Work instructions: Reproduce the following data line for line, leaving everything unchanged.

** Begin Stored data **

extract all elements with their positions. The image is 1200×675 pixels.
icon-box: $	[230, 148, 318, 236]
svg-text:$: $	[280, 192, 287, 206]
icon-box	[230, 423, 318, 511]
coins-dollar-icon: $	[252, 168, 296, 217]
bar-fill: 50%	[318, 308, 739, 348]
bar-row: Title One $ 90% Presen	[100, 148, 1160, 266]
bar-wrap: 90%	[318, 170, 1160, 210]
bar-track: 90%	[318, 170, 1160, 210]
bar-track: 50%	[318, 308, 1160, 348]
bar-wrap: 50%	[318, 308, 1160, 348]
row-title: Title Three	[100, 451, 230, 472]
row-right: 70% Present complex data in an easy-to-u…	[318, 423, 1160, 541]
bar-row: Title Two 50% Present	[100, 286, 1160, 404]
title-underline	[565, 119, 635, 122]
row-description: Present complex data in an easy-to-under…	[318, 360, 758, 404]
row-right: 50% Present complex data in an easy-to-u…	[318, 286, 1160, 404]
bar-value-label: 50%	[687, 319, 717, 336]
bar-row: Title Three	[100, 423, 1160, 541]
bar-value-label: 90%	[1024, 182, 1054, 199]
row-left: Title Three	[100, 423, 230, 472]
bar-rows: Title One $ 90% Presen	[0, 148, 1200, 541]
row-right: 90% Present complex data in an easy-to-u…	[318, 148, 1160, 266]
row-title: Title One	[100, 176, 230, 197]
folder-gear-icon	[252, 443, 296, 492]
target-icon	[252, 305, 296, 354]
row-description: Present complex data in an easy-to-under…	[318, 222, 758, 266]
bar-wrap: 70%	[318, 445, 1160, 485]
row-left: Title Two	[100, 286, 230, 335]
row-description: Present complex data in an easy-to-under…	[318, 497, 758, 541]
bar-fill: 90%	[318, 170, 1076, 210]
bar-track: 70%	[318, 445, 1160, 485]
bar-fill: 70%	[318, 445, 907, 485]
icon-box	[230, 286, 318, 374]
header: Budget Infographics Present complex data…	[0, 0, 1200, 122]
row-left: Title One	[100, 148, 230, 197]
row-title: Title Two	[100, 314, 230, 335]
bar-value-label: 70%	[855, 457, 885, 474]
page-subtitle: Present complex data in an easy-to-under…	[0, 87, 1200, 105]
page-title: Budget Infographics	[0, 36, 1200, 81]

** End Stored data **

Solution:
extract all elements with their positions. The image is 1200×675 pixels.
icon-box: $	[230, 148, 318, 236]
svg-text:$: $	[280, 192, 287, 206]
icon-box	[230, 423, 318, 511]
coins-dollar-icon: $	[252, 168, 296, 217]
bar-fill: 50%	[318, 308, 739, 348]
bar-row: Title One $ 90% Presen	[100, 148, 1160, 266]
bar-wrap: 90%	[318, 170, 1160, 210]
bar-track: 90%	[318, 170, 1160, 210]
bar-track: 50%	[318, 308, 1160, 348]
bar-wrap: 50%	[318, 308, 1160, 348]
row-title: Title Three	[100, 451, 230, 472]
row-right: 70% Present complex data in an easy-to-u…	[318, 423, 1160, 541]
bar-row: Title Two 50% Present	[100, 286, 1160, 404]
title-underline	[565, 119, 635, 122]
row-description: Present complex data in an easy-to-under…	[318, 360, 758, 404]
row-right: 50% Present complex data in an easy-to-u…	[318, 286, 1160, 404]
bar-value-label: 50%	[687, 319, 717, 336]
bar-row: Title Three	[100, 423, 1160, 541]
bar-value-label: 90%	[1024, 182, 1054, 199]
row-left: Title Three	[100, 423, 230, 472]
bar-rows: Title One $ 90% Presen	[0, 148, 1200, 541]
row-right: 90% Present complex data in an easy-to-u…	[318, 148, 1160, 266]
row-title: Title One	[100, 176, 230, 197]
folder-gear-icon	[252, 443, 296, 492]
target-icon	[252, 305, 296, 354]
row-description: Present complex data in an easy-to-under…	[318, 222, 758, 266]
bar-wrap: 70%	[318, 445, 1160, 485]
row-left: Title Two	[100, 286, 230, 335]
row-description: Present complex data in an easy-to-under…	[318, 497, 758, 541]
bar-fill: 90%	[318, 170, 1076, 210]
bar-track: 70%	[318, 445, 1160, 485]
bar-fill: 70%	[318, 445, 907, 485]
icon-box	[230, 286, 318, 374]
header: Budget Infographics Present complex data…	[0, 0, 1200, 122]
row-left: Title One	[100, 148, 230, 197]
row-title: Title Two	[100, 314, 230, 335]
bar-value-label: 70%	[855, 457, 885, 474]
page-subtitle: Present complex data in an easy-to-under…	[0, 87, 1200, 105]
page-title: Budget Infographics	[0, 36, 1200, 81]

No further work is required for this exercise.